# [Exercise description]
Take the records underneath and set them down exactly.

--- start of Data for this task ---

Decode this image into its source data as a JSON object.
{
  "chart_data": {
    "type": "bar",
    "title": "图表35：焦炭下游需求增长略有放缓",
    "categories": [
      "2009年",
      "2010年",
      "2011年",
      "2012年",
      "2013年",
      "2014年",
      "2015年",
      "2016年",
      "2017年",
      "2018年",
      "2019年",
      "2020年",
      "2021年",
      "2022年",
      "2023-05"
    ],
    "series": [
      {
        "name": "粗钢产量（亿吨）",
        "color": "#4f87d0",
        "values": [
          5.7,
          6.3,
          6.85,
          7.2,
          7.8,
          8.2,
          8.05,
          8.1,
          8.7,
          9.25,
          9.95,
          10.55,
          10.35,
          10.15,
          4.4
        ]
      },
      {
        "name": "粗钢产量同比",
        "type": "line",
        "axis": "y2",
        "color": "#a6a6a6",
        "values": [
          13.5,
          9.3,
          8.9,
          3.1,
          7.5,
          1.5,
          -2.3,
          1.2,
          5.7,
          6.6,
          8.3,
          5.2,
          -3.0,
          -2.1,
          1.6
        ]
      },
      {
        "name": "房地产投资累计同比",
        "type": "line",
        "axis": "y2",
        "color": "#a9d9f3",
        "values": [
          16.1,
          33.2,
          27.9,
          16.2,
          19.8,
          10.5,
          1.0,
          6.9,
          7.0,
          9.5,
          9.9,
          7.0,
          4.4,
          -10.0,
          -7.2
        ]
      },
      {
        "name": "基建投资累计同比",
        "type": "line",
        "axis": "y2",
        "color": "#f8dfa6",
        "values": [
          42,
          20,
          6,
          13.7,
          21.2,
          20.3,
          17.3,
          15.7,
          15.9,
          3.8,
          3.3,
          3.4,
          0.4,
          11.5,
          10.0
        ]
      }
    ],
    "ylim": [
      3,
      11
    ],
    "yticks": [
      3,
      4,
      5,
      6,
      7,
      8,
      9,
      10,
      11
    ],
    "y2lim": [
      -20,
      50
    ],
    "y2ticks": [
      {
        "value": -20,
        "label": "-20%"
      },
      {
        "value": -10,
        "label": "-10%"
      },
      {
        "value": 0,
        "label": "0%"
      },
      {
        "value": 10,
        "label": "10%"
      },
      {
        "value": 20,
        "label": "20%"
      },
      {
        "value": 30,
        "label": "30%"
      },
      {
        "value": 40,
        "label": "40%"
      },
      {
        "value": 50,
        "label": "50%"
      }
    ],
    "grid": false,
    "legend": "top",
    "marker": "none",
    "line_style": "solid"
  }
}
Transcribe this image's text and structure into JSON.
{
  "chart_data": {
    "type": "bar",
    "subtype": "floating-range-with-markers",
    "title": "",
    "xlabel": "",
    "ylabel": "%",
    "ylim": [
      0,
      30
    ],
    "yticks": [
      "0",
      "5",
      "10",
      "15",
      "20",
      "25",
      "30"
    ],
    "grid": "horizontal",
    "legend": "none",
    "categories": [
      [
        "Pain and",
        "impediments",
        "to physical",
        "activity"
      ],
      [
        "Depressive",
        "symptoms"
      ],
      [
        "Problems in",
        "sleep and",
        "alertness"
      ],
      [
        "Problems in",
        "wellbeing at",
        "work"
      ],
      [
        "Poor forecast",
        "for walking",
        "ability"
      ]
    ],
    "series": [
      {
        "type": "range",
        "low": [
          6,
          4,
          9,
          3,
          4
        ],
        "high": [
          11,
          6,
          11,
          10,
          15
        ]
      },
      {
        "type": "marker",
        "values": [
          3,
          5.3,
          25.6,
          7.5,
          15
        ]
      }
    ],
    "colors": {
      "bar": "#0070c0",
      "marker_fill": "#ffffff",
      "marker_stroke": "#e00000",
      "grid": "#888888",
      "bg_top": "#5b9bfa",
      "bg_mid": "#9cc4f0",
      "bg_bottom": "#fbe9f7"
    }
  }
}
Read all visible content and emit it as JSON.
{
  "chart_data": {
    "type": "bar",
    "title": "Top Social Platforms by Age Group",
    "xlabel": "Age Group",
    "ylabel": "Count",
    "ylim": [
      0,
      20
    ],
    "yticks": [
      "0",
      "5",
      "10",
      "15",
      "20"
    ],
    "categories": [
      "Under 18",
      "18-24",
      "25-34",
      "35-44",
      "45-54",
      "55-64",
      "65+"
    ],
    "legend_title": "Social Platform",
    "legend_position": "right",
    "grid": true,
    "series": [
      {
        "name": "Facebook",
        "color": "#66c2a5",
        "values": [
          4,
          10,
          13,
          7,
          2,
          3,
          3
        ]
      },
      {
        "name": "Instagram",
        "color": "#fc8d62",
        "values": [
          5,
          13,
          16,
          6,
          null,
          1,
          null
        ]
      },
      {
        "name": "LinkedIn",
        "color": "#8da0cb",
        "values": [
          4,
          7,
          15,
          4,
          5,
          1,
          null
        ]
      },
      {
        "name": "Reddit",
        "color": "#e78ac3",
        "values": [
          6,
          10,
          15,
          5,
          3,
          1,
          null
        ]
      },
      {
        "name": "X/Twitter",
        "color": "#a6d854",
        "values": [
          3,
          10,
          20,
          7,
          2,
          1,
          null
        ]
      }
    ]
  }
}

--- end of Data for this task ---

# [Full answer]
Decode this image into its source data as a JSON object.
{
  "chart_data": {
    "type": "bar",
    "title": "图表35：焦炭下游需求增长略有放缓",
    "categories": [
      "2009年",
      "2010年",
      "2011年",
      "2012年",
      "2013年",
      "2014年",
      "2015年",
      "2016年",
      "2017年",
      "2018年",
      "2019年",
      "2020年",
      "2021年",
      "2022年",
      "2023-05"
    ],
    "series": [
      {
        "name": "粗钢产量（亿吨）",
        "color": "#4f87d0",
        "values": [
          5.7,
          6.3,
          6.85,
          7.2,
          7.8,
          8.2,
          8.05,
          8.1,
          8.7,
          9.25,
          9.95,
          10.55,
          10.35,
          10.15,
          4.4
        ]
      },
      {
        "name": "粗钢产量同比",
        "type": "line",
        "axis": "y2",
        "color": "#a6a6a6",
        "values": [
          13.5,
          9.3,
          8.9,
          3.1,
          7.5,
          1.5,
          -2.3,
          1.2,
          5.7,
          6.6,
          8.3,
          5.2,
          -3.0,
          -2.1,
          1.6
        ]
      },
      {
        "name": "房地产投资累计同比",
        "type": "line",
        "axis": "y2",
        "color": "#a9d9f3",
        "values": [
          16.1,
          33.2,
          27.9,
          16.2,
          19.8,
          10.5,
          1.0,
          6.9,
          7.0,
          9.5,
          9.9,
          7.0,
          4.4,
          -10.0,
          -7.2
        ]
      },
      {
        "name": "基建投资累计同比",
        "type": "line",
        "axis": "y2",
        "color": "#f8dfa6",
        "values": [
          42,
          20,
          6,
          13.7,
          21.2,
          20.3,
          17.3,
          15.7,
          15.9,
          3.8,
          3.3,
          3.4,
          0.4,
          11.5,
          10.0
        ]
      }
    ],
    "ylim": [
      3,
      11
    ],
    "yticks": [
      3,
      4,
      5,
      6,
      7,
      8,
      9,
      10,
      11
    ],
    "y2lim": [
      -20,
      50
    ],
    "y2ticks": [
      {
        "value": -20,
        "label": "-20%"
      },
      {
        "value": -10,
        "label": "-10%"
      },
      {
        "value": 0,
        "label": "0%"
      },
      {
        "value": 10,
        "label": "10%"
      },
      {
        "value": 20,
        "label": "20%"
      },
      {
        "value": 30,
        "label": "30%"
      },
      {
        "value": 40,
        "label": "40%"
      },
      {
        "value": 50,
        "label": "50%"
      }
    ],
    "grid": false,
    "legend": "top",
    "marker": "none",
    "line_style": "solid"
  }
}
Transcribe this image's text and structure into JSON.
{
  "chart_data": {
    "type": "bar",
    "subtype": "floating-range-with-markers",
    "title": "",
    "xlabel": "",
    "ylabel": "%",
    "ylim": [
      0,
      30
    ],
    "yticks": [
      "0",
      "5",
      "10",
      "15",
      "20",
      "25",
      "30"
    ],
    "grid": "horizontal",
    "legend": "none",
    "categories": [
      [
        "Pain and",
        "impediments",
        "to physical",
        "activity"
      ],
      [
        "Depressive",
        "symptoms"
      ],
      [
        "Problems in",
        "sleep and",
        "alertness"
      ],
      [
        "Problems in",
        "wellbeing at",
        "work"
      ],
      [
        "Poor forecast",
        "for walking",
        "ability"
      ]
    ],
    "series": [
      {
        "type": "range",
        "low": [
          6,
          4,
          9,
          3,
          4
        ],
        "high": [
          11,
          6,
          11,
          10,
          15
        ]
      },
      {
        "type": "marker",
        "values": [
          3,
          5.3,
          25.6,
          7.5,
          15
        ]
      }
    ],
    "colors": {
      "bar": "#0070c0",
      "marker_fill": "#ffffff",
      "marker_stroke": "#e00000",
      "grid": "#888888",
      "bg_top": "#5b9bfa",
      "bg_mid": "#9cc4f0",
      "bg_bottom": "#fbe9f7"
    }
  }
}
Read all visible content and emit it as JSON.
{
  "chart_data": {
    "type": "bar",
    "title": "Top Social Platforms by Age Group",
    "xlabel": "Age Group",
    "ylabel": "Count",
    "ylim": [
      0,
      20
    ],
    "yticks": [
      "0",
      "5",
      "10",
      "15",
      "20"
    ],
    "categories": [
      "Under 18",
      "18-24",
      "25-34",
      "35-44",
      "45-54",
      "55-64",
      "65+"
    ],
    "legend_title": "Social Platform",
    "legend_position": "right",
    "grid": true,
    "series": [
      {
        "name": "Facebook",
        "color": "#66c2a5",
        "values": [
          4,
          10,
          13,
          7,
          2,
          3,
          3
        ]
      },
      {
        "name": "Instagram",
        "color": "#fc8d62",
        "values": [
          5,
          13,
          16,
          6,
          null,
          1,
          null
        ]
      },
      {
        "name": "LinkedIn",
        "color": "#8da0cb",
        "values": [
          4,
          7,
          15,
          4,
          5,
          1,
          null
        ]
      },
      {
        "name": "Reddit",
        "color": "#e78ac3",
        "values": [
          6,
          10,
          15,
          5,
          3,
          1,
          null
        ]
      },
      {
        "name": "X/Twitter",
        "color": "#a6d854",
        "values": [
          3,
          10,
          20,
          7,
          2,
          1,
          null
        ]
      }
    ]
  }
}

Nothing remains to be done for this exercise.